##### MATERIAL PROVIDED #####

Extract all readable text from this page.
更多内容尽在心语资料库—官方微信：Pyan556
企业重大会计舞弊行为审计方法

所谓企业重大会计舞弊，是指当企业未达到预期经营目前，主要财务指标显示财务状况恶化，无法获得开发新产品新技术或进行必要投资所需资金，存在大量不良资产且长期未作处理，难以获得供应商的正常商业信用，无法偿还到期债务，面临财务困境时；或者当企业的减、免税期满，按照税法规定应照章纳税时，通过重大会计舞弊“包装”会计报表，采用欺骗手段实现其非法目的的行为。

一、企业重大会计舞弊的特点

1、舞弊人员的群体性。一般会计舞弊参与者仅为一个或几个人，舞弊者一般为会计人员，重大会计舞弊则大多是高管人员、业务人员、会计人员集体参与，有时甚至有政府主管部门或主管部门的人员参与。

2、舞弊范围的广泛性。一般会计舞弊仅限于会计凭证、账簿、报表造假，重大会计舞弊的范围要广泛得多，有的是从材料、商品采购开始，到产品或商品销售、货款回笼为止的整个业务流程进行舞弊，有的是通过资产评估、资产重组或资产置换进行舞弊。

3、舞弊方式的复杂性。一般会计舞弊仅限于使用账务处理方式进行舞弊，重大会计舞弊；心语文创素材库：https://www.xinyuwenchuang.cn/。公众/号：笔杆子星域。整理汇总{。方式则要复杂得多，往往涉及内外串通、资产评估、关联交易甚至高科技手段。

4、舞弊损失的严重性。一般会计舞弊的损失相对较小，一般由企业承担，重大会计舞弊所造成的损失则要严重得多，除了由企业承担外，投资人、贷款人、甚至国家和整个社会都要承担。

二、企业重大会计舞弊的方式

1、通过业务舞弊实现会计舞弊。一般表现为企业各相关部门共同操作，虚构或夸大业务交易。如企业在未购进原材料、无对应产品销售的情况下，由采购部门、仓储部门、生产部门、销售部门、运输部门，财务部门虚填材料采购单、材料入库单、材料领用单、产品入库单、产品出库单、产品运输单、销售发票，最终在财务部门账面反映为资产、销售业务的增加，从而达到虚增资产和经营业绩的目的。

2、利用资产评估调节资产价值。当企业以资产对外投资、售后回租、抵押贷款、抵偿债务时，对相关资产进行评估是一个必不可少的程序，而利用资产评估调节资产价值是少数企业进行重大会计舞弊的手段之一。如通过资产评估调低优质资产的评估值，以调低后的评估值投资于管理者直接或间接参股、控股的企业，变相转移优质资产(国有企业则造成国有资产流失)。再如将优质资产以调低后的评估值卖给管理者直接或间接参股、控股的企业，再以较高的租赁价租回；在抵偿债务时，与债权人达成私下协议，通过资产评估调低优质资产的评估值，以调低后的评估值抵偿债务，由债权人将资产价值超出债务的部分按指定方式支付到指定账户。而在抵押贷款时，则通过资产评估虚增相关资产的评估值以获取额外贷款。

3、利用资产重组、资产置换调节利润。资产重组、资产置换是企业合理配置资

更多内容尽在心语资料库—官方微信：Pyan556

#####
##### MATERIAL PROVIDED #####

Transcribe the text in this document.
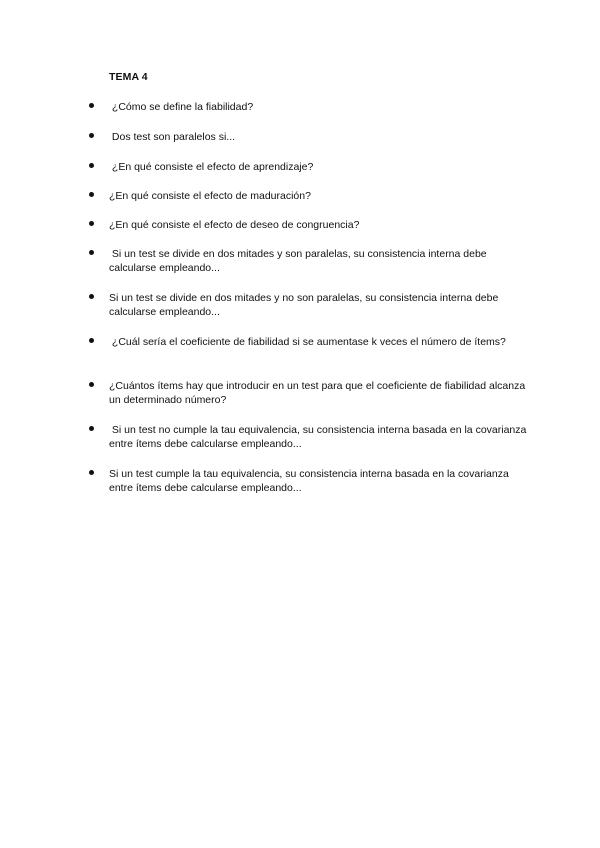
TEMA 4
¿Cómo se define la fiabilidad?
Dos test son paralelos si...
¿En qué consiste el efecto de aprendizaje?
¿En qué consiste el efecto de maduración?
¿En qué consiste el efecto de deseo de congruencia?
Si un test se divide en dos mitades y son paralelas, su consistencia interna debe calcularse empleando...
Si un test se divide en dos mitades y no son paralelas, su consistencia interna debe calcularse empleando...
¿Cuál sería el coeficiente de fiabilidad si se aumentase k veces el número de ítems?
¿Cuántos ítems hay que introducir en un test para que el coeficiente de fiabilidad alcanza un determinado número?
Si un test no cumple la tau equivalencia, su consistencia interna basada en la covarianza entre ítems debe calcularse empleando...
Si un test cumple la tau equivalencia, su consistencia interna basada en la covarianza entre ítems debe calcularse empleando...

#####

TASK REQUIREMENTS>
Check each line of the records for the word "fiabilidad" and extract those that contain it.

RESULT OF THE TASK>
¿Cómo se define la fiabilidad?
¿Cuál sería el coeficiente de fiabilidad si se aumentase k veces el número de ítems?
¿Cuántos ítems hay que introducir en un test para que el coeficiente de fiabilidad alcanza un determinado número?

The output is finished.